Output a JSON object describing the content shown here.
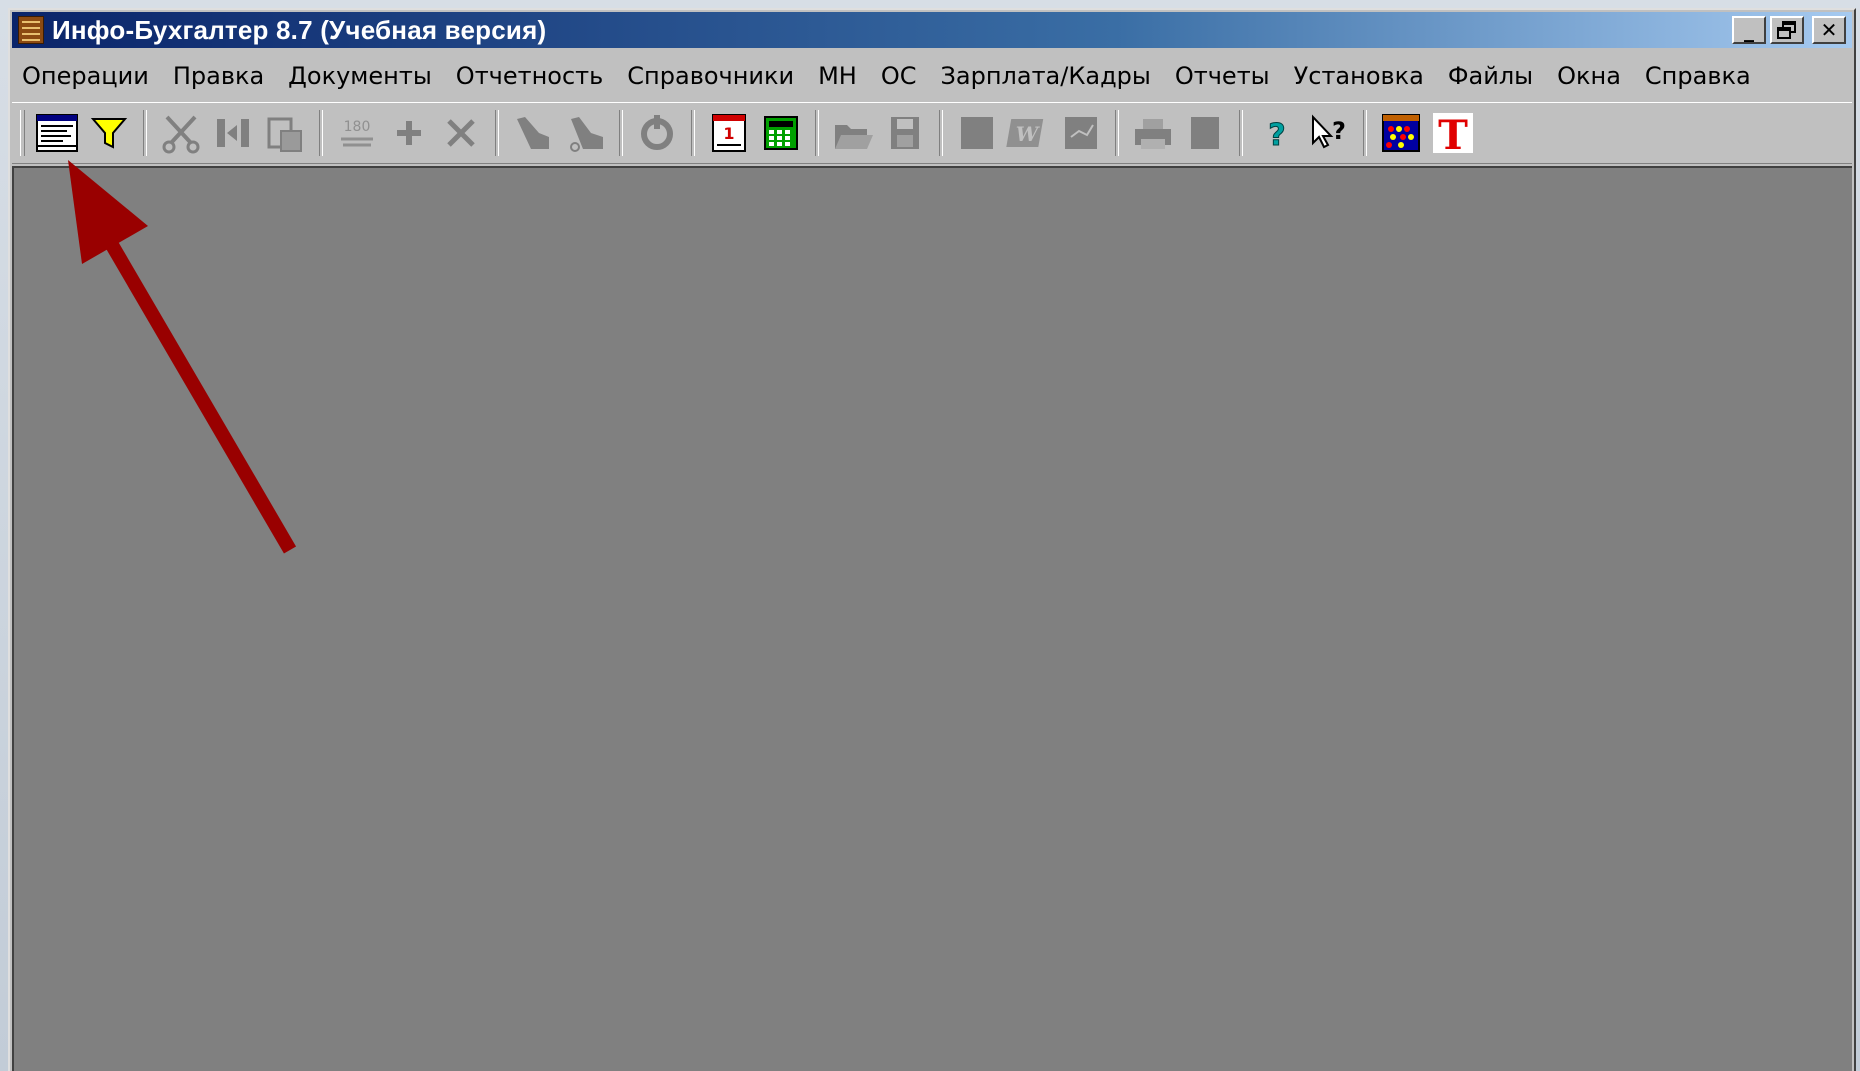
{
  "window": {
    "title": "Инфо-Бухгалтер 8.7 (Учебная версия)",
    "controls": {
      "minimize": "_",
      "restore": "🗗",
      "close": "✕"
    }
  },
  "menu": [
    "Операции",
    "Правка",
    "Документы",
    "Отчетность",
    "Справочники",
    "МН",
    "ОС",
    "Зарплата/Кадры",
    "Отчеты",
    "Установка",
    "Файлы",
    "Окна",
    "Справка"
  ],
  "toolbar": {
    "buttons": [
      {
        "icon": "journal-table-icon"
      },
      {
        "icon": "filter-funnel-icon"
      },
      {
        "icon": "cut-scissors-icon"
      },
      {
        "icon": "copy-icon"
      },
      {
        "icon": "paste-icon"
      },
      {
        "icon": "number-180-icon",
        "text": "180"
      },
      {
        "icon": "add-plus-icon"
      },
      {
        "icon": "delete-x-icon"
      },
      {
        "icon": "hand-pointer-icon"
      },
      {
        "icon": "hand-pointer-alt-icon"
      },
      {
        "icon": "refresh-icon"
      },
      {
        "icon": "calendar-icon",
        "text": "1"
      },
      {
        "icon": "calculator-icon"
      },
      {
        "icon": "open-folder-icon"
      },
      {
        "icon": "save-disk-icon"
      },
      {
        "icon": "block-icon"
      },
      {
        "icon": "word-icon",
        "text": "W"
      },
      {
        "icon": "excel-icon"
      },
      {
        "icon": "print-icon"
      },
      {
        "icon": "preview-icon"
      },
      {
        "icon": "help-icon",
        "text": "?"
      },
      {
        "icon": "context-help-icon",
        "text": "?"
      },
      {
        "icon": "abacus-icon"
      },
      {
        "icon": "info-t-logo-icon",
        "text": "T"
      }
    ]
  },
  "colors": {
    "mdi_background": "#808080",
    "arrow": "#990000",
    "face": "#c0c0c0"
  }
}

++++

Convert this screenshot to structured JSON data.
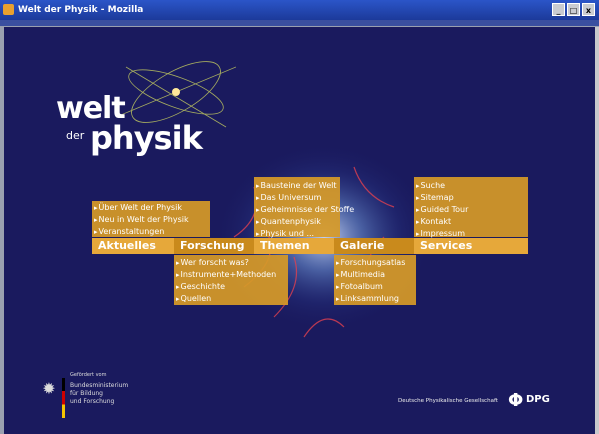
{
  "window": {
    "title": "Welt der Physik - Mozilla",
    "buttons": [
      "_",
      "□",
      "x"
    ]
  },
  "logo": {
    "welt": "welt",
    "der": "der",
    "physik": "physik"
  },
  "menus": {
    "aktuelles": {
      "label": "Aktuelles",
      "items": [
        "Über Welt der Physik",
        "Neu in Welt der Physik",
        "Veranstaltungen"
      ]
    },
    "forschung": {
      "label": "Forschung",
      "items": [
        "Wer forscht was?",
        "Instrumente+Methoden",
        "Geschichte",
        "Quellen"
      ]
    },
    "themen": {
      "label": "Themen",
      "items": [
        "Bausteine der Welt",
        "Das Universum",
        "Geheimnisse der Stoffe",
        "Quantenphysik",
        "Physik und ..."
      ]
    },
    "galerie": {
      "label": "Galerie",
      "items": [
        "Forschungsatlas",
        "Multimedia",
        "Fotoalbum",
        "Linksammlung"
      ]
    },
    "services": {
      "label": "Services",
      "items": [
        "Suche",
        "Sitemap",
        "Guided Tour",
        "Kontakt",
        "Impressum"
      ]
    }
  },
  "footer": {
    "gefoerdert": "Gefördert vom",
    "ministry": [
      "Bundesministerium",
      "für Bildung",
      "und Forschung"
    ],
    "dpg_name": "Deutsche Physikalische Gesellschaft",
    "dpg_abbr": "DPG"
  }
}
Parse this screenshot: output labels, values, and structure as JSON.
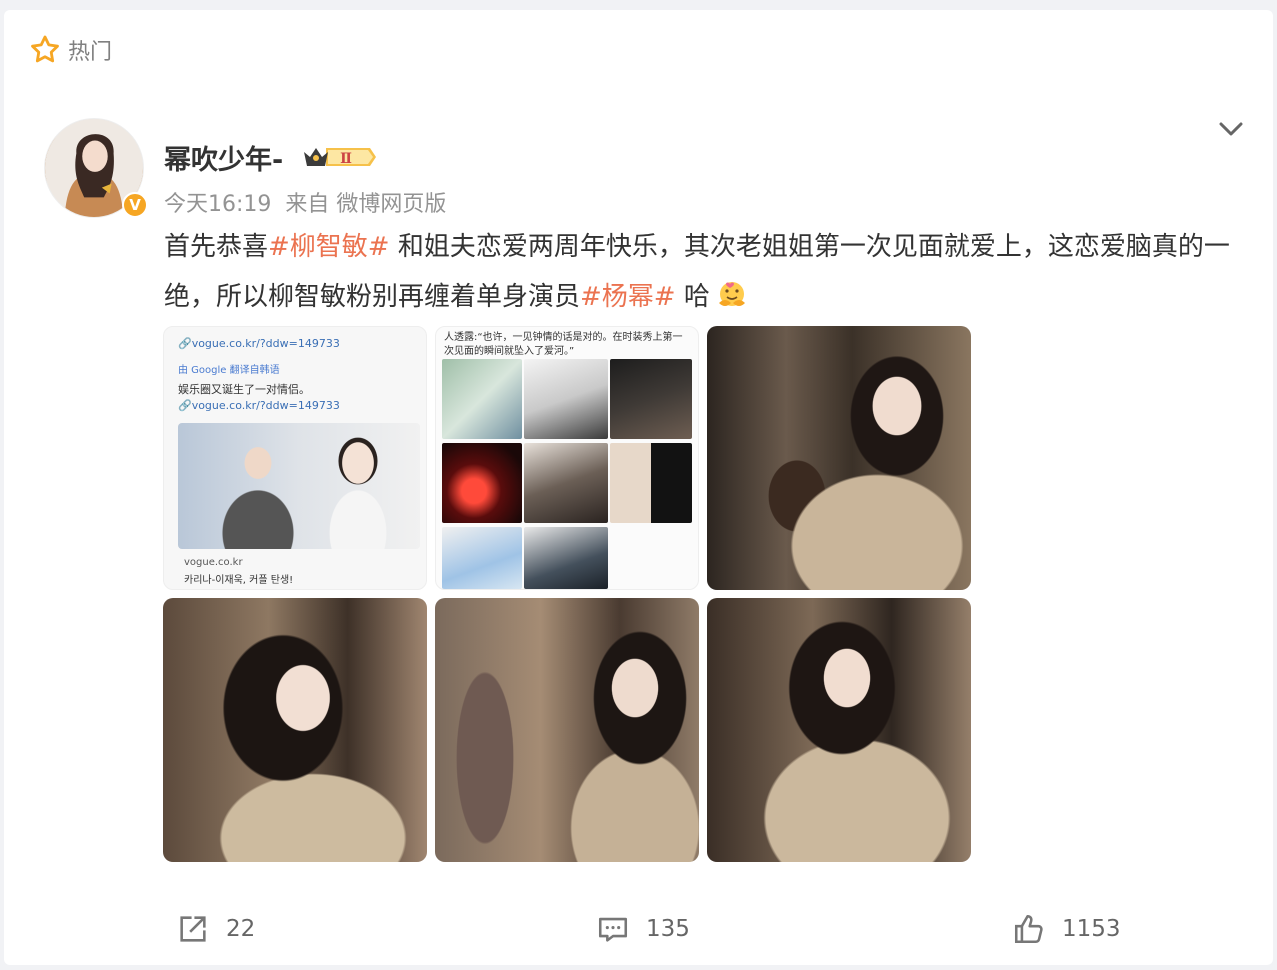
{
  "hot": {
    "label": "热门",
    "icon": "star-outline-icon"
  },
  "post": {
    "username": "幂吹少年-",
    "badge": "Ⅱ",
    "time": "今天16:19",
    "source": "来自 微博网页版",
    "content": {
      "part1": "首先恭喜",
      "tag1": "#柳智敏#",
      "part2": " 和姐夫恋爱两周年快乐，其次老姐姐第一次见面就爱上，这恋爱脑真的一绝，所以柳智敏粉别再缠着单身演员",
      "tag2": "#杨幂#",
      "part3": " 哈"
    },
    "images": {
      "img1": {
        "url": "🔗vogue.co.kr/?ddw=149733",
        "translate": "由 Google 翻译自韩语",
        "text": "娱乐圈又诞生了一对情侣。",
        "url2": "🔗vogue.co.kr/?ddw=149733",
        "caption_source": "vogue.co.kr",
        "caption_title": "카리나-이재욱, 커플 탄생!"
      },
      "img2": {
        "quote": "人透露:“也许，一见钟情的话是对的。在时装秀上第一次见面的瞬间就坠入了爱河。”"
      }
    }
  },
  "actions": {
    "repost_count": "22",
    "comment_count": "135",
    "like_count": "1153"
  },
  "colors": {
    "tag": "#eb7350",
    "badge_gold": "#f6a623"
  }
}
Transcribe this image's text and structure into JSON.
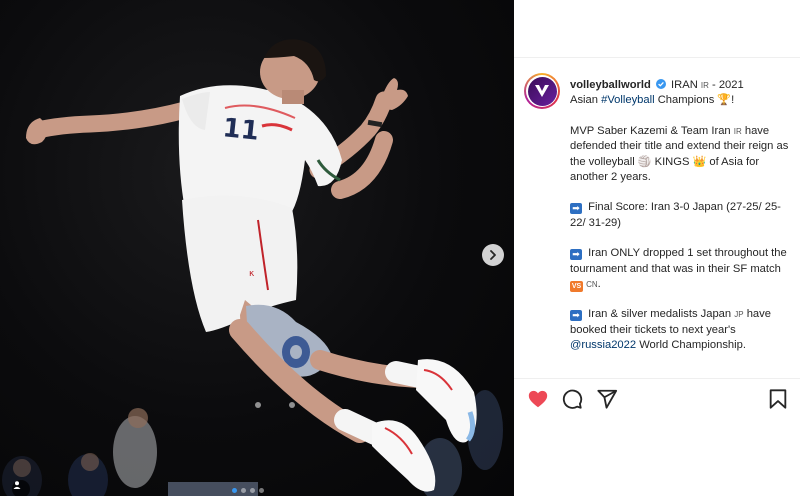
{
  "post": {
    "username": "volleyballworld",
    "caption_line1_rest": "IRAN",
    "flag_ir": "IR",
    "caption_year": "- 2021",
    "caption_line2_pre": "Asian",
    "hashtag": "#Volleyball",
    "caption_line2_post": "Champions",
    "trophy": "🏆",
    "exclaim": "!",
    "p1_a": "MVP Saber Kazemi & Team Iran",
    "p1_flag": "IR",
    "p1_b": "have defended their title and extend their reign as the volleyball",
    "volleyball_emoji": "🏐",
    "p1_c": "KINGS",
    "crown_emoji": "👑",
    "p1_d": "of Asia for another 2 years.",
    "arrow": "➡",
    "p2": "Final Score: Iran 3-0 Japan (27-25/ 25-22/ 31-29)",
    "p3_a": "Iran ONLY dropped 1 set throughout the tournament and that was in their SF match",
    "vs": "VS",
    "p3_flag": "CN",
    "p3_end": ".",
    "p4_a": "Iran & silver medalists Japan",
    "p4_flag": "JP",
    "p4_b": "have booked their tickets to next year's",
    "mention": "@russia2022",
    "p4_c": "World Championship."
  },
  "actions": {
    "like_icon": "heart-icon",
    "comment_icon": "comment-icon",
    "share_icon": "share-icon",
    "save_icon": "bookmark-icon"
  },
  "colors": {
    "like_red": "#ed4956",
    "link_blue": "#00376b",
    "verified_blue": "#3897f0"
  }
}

++++

• OBJECTIVE: Select all lines in the listing that include the word "help".

• RESPONSE TO THE TASK:
        "icon": "help-icon",
        "icon": "context-help-icon",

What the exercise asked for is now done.